(EXERCISE INSTRUCTIONS): The records below must be copied in full; omit the images.

(Stored data)
START

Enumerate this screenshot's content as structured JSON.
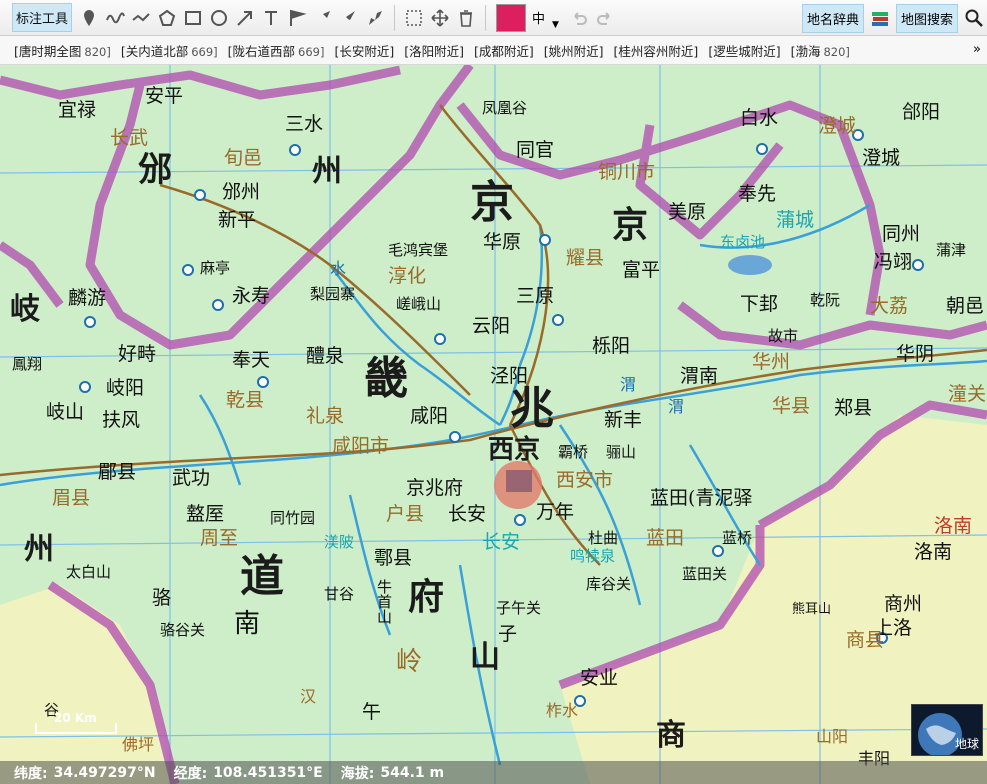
{
  "toolbar": {
    "annotate_label": "标注工具",
    "size_value": "中",
    "dict_label": "地名辞典",
    "search_label": "地图搜索",
    "color": "#dc1f5e"
  },
  "bookmarks": [
    {
      "label": "[唐时期全图",
      "num": "820]"
    },
    {
      "label": "[关内道北部",
      "num": "669]"
    },
    {
      "label": "[陇右道西部",
      "num": "669]"
    },
    {
      "label": "[长安附近]",
      "num": ""
    },
    {
      "label": "[洛阳附近]",
      "num": ""
    },
    {
      "label": "[成都附近]",
      "num": ""
    },
    {
      "label": "[姚州附近]",
      "num": ""
    },
    {
      "label": "[桂州容州附近]",
      "num": ""
    },
    {
      "label": "[逻些城附近]",
      "num": ""
    },
    {
      "label": "[渤海",
      "num": "820]"
    }
  ],
  "bookmarks_more": "»",
  "map": {
    "scale_label": "20 Km",
    "globe_label": "地球",
    "colors": {
      "land": "#cdeec8",
      "land_south": "#f0f3bf",
      "river": "#3aa0d8",
      "border": "#b24ab0",
      "road": "#9a6a2a"
    },
    "labels": {
      "l1": "宜禄",
      "l2": "安平",
      "l3": "长武",
      "l4": "三水",
      "l5": "凤凰谷",
      "l6": "白水",
      "l7": "澄城",
      "l8": "郃阳",
      "l9": "邠",
      "l10": "旬邑",
      "l11": "州",
      "l12": "邠州",
      "l13": "新平",
      "l14": "同官",
      "l15": "铜川市",
      "l16": "奉先",
      "l17": "澄城",
      "l18": "京",
      "l19": "京",
      "l20": "美原",
      "l21": "蒲城",
      "l22": "同州",
      "l23": "冯翊",
      "l24": "华原",
      "l25": "耀县",
      "l26": "富平",
      "l27": "东卤池",
      "l28": "毛鸿宾堡",
      "l29": "淳化",
      "l30": "麻亭",
      "l31": "永寿",
      "l32": "梨园寨",
      "l33": "嵯峨山",
      "l34": "三原",
      "l35": "下邽",
      "l36": "乾阮",
      "l37": "大荔",
      "l38": "麟游",
      "l39": "岐",
      "l40": "云阳",
      "l41": "栎阳",
      "l42": "故市",
      "l43": "华州",
      "l44": "华阴",
      "l45": "好畤",
      "l46": "奉天",
      "l47": "醴泉",
      "l48": "畿",
      "l49": "泾阳",
      "l50": "渭南",
      "l51": "岐阳",
      "l52": "乾县",
      "l53": "礼泉",
      "l54": "咸阳",
      "l55": "兆",
      "l56": "新丰",
      "l57": "华县",
      "l58": "郑县",
      "l59": "扶风",
      "l60": "岐山",
      "l61": "咸阳市",
      "l62": "西京",
      "l63": "霸桥",
      "l64": "骊山",
      "l65": "郿县",
      "l66": "武功",
      "l67": "京兆府",
      "l68": "西安市",
      "l69": "蓝田(青泥驿",
      "l70": "盩厔",
      "l71": "同竹园",
      "l72": "户县",
      "l73": "长安",
      "l74": "万年",
      "l75": "杜曲",
      "l76": "周至",
      "l77": "渼陂",
      "l78": "鄠县",
      "l79": "长安",
      "l80": "鸣犊泉",
      "l81": "蓝田",
      "l82": "蓝桥",
      "l83": "洛南",
      "l84": "太白山",
      "l85": "道",
      "l86": "库谷关",
      "l87": "蓝田关",
      "l88": "熊耳山",
      "l89": "商州",
      "l90": "上洛",
      "l91": "甘谷",
      "l92": "府",
      "l93": "子午关",
      "l94": "牛首山",
      "l95": "南",
      "l96": "骆谷关",
      "l97": "骆",
      "l98": "子",
      "l99": "商县",
      "l100": "山",
      "l101": "岭",
      "l102": "安业",
      "l103": "柞水",
      "l104": "谷",
      "l105": "午",
      "l106": "汉",
      "l107": "商",
      "l108": "佛坪",
      "l109": "山阳",
      "l110": "丰阳",
      "l111": "眉县",
      "l112": "州",
      "l113": "鳳翔",
      "l114": "洛南",
      "l115": "蒲津",
      "l116": "朝邑",
      "l117": "潼关",
      "l118": "水",
      "l119": "渭",
      "l120": "渭"
    }
  },
  "status": {
    "lat_label": "纬度:",
    "lat_value": "34.497297°N",
    "lon_label": "经度:",
    "lon_value": "108.451351°E",
    "alt_label": "海拔:",
    "alt_value": "544.1 m"
  }
}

END

(THE REPLY):
Enumerate this screenshot's content as structured JSON.
{
  "toolbar": {
    "annotate_label": "标注工具",
    "size_value": "中",
    "dict_label": "地名辞典",
    "search_label": "地图搜索",
    "color": "#dc1f5e"
  },
  "bookmarks": [
    {
      "label": "[唐时期全图",
      "num": "820]"
    },
    {
      "label": "[关内道北部",
      "num": "669]"
    },
    {
      "label": "[陇右道西部",
      "num": "669]"
    },
    {
      "label": "[长安附近]",
      "num": ""
    },
    {
      "label": "[洛阳附近]",
      "num": ""
    },
    {
      "label": "[成都附近]",
      "num": ""
    },
    {
      "label": "[姚州附近]",
      "num": ""
    },
    {
      "label": "[桂州容州附近]",
      "num": ""
    },
    {
      "label": "[逻些城附近]",
      "num": ""
    },
    {
      "label": "[渤海",
      "num": "820]"
    }
  ],
  "bookmarks_more": "»",
  "map": {
    "scale_label": "20 Km",
    "globe_label": "地球",
    "colors": {
      "land": "#cdeec8",
      "land_south": "#f0f3bf",
      "river": "#3aa0d8",
      "border": "#b24ab0",
      "road": "#9a6a2a"
    },
    "labels": {
      "l1": "宜禄",
      "l2": "安平",
      "l3": "长武",
      "l4": "三水",
      "l5": "凤凰谷",
      "l6": "白水",
      "l7": "澄城",
      "l8": "郃阳",
      "l9": "邠",
      "l10": "旬邑",
      "l11": "州",
      "l12": "邠州",
      "l13": "新平",
      "l14": "同官",
      "l15": "铜川市",
      "l16": "奉先",
      "l17": "澄城",
      "l18": "京",
      "l19": "京",
      "l20": "美原",
      "l21": "蒲城",
      "l22": "同州",
      "l23": "冯翊",
      "l24": "华原",
      "l25": "耀县",
      "l26": "富平",
      "l27": "东卤池",
      "l28": "毛鸿宾堡",
      "l29": "淳化",
      "l30": "麻亭",
      "l31": "永寿",
      "l32": "梨园寨",
      "l33": "嵯峨山",
      "l34": "三原",
      "l35": "下邽",
      "l36": "乾阮",
      "l37": "大荔",
      "l38": "麟游",
      "l39": "岐",
      "l40": "云阳",
      "l41": "栎阳",
      "l42": "故市",
      "l43": "华州",
      "l44": "华阴",
      "l45": "好畤",
      "l46": "奉天",
      "l47": "醴泉",
      "l48": "畿",
      "l49": "泾阳",
      "l50": "渭南",
      "l51": "岐阳",
      "l52": "乾县",
      "l53": "礼泉",
      "l54": "咸阳",
      "l55": "兆",
      "l56": "新丰",
      "l57": "华县",
      "l58": "郑县",
      "l59": "扶风",
      "l60": "岐山",
      "l61": "咸阳市",
      "l62": "西京",
      "l63": "霸桥",
      "l64": "骊山",
      "l65": "郿县",
      "l66": "武功",
      "l67": "京兆府",
      "l68": "西安市",
      "l69": "蓝田(青泥驿",
      "l70": "盩厔",
      "l71": "同竹园",
      "l72": "户县",
      "l73": "长安",
      "l74": "万年",
      "l75": "杜曲",
      "l76": "周至",
      "l77": "渼陂",
      "l78": "鄠县",
      "l79": "长安",
      "l80": "鸣犊泉",
      "l81": "蓝田",
      "l82": "蓝桥",
      "l83": "洛南",
      "l84": "太白山",
      "l85": "道",
      "l86": "库谷关",
      "l87": "蓝田关",
      "l88": "熊耳山",
      "l89": "商州",
      "l90": "上洛",
      "l91": "甘谷",
      "l92": "府",
      "l93": "子午关",
      "l94": "牛首山",
      "l95": "南",
      "l96": "骆谷关",
      "l97": "骆",
      "l98": "子",
      "l99": "商县",
      "l100": "山",
      "l101": "岭",
      "l102": "安业",
      "l103": "柞水",
      "l104": "谷",
      "l105": "午",
      "l106": "汉",
      "l107": "商",
      "l108": "佛坪",
      "l109": "山阳",
      "l110": "丰阳",
      "l111": "眉县",
      "l112": "州",
      "l113": "鳳翔",
      "l114": "洛南",
      "l115": "蒲津",
      "l116": "朝邑",
      "l117": "潼关",
      "l118": "水",
      "l119": "渭",
      "l120": "渭"
    }
  },
  "status": {
    "lat_label": "纬度:",
    "lat_value": "34.497297°N",
    "lon_label": "经度:",
    "lon_value": "108.451351°E",
    "alt_label": "海拔:",
    "alt_value": "544.1 m"
  }
}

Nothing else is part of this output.